#### Brief:
Filter the listing and keep only the lines with the word "content".

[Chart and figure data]
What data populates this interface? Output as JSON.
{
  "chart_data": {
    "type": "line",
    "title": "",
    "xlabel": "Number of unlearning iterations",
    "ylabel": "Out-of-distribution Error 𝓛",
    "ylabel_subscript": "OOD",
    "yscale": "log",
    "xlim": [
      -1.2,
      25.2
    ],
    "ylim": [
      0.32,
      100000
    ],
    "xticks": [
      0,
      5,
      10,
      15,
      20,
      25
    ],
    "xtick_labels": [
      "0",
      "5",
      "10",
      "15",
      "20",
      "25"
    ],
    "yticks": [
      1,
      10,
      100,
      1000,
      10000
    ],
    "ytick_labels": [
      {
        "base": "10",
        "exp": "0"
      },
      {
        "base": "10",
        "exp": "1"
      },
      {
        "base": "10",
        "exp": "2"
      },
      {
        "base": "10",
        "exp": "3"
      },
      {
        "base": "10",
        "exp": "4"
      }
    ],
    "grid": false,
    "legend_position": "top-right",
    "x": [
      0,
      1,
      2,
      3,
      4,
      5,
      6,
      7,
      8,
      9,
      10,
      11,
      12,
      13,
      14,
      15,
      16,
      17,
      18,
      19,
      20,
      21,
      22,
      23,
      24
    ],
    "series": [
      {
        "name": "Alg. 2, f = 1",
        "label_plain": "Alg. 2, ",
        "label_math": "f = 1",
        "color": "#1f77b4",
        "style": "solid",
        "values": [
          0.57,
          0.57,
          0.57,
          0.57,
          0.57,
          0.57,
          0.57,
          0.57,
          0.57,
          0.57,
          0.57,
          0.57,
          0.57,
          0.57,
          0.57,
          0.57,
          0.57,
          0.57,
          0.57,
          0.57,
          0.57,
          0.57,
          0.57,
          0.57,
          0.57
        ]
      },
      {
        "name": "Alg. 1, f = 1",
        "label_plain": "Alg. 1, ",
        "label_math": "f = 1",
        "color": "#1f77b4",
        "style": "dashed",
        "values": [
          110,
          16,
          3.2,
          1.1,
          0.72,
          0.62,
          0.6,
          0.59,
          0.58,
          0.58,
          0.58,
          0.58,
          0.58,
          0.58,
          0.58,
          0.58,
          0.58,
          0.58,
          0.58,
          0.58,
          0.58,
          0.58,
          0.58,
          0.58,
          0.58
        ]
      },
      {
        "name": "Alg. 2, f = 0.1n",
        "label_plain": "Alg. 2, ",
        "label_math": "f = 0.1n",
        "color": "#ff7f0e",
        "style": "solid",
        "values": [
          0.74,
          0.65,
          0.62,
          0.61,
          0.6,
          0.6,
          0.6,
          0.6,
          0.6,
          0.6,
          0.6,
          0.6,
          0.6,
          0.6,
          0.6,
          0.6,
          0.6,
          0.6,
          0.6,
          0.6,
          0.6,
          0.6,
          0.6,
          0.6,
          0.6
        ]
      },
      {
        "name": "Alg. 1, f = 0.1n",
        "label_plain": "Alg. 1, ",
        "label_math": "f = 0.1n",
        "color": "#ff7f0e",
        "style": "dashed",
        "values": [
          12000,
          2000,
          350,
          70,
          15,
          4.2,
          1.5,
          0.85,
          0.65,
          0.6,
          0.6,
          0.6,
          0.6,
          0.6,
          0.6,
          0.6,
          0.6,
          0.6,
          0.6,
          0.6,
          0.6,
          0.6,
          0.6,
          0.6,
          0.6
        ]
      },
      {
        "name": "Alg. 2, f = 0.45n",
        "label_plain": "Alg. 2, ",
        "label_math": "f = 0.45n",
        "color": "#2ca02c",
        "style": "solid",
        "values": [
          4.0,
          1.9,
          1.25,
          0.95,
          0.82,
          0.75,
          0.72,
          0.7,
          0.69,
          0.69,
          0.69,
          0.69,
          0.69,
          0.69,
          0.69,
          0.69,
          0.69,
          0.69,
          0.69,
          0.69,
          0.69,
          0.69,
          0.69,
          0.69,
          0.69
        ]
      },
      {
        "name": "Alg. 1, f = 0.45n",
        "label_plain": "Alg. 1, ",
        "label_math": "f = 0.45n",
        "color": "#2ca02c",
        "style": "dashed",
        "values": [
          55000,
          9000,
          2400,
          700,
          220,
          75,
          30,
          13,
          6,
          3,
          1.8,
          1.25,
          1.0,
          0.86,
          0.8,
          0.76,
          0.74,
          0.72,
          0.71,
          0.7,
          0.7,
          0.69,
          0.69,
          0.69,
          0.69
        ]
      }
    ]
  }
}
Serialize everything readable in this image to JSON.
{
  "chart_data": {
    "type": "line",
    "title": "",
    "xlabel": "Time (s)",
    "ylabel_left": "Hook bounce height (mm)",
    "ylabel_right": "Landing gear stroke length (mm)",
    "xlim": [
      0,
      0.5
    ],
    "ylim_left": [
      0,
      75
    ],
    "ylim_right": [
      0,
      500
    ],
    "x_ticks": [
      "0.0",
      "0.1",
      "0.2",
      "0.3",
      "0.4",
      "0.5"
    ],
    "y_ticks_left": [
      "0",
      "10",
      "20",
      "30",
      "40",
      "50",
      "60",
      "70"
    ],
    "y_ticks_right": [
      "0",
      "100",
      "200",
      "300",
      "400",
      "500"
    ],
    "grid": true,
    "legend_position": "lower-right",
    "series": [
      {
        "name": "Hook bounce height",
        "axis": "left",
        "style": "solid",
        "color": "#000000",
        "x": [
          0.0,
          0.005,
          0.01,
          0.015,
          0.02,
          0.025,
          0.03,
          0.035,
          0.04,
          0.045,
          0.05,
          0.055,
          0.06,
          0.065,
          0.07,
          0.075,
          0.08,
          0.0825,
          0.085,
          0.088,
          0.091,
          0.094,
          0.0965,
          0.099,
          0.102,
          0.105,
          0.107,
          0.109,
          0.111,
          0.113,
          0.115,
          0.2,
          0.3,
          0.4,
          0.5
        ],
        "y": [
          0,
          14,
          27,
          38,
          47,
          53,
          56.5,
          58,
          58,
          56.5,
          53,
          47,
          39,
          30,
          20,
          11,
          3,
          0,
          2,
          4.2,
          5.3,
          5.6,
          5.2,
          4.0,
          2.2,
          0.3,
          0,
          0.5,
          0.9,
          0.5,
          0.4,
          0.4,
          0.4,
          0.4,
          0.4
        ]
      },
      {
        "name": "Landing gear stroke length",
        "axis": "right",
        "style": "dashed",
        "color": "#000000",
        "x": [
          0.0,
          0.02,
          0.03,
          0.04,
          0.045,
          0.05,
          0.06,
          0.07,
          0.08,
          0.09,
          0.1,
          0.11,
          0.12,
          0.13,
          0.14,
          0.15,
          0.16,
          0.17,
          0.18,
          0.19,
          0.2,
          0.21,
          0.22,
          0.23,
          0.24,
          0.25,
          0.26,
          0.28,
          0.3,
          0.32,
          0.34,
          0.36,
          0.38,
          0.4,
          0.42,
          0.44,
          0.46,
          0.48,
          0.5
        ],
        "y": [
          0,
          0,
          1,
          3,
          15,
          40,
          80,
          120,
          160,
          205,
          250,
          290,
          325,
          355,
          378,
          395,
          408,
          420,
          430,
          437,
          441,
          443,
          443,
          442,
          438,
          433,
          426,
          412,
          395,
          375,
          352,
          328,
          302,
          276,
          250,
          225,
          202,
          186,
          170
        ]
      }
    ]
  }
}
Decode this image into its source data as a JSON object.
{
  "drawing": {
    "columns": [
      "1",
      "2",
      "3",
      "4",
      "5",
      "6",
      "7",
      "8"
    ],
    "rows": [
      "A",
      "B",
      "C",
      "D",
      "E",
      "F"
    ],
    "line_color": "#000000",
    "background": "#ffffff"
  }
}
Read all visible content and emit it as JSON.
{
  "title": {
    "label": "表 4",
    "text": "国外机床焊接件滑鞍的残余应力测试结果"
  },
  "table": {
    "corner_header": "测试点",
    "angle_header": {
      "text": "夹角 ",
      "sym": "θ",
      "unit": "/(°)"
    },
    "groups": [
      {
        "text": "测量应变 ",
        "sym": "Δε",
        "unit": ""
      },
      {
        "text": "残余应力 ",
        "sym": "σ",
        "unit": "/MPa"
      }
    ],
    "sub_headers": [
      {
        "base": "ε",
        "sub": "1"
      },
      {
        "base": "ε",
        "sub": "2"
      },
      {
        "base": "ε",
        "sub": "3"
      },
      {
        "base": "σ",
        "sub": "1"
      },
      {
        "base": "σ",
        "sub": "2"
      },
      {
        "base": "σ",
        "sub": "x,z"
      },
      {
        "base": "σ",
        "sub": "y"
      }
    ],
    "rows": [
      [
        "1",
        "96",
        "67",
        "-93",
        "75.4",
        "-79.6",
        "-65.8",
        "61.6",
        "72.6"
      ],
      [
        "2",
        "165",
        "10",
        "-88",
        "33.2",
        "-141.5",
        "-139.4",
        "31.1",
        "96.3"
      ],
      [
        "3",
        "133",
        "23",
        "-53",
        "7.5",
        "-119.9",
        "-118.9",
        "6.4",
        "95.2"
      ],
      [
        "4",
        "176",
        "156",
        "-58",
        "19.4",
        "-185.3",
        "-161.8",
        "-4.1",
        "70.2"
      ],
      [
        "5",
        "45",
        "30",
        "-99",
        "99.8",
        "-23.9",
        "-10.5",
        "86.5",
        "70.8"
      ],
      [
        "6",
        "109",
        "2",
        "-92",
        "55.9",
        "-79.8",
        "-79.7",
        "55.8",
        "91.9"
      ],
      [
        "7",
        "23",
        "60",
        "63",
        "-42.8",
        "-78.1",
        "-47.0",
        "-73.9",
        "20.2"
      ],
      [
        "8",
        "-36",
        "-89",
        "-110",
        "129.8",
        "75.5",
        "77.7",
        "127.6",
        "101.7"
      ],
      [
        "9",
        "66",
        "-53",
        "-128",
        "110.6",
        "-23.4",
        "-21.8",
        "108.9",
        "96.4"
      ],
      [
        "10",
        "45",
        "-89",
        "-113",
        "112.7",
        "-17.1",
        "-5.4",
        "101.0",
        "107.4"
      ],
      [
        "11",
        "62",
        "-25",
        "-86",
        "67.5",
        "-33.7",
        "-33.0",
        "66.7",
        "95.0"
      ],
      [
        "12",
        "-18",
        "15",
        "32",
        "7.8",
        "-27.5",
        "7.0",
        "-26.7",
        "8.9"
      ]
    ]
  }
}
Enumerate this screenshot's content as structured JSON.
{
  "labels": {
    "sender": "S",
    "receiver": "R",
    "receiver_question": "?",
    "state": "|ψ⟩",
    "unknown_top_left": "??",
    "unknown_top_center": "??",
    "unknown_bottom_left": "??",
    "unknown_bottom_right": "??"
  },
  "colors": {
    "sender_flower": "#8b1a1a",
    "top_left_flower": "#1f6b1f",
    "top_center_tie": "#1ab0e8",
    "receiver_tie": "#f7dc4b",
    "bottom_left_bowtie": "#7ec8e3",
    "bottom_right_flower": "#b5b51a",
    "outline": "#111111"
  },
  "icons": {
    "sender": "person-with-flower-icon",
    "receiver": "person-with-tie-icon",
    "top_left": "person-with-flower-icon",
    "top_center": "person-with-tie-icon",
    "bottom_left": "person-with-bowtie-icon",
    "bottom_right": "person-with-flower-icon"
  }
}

#### Task solution:
Read all visible content and emit it as JSON.
Enumerate this screenshot's content as structured JSON.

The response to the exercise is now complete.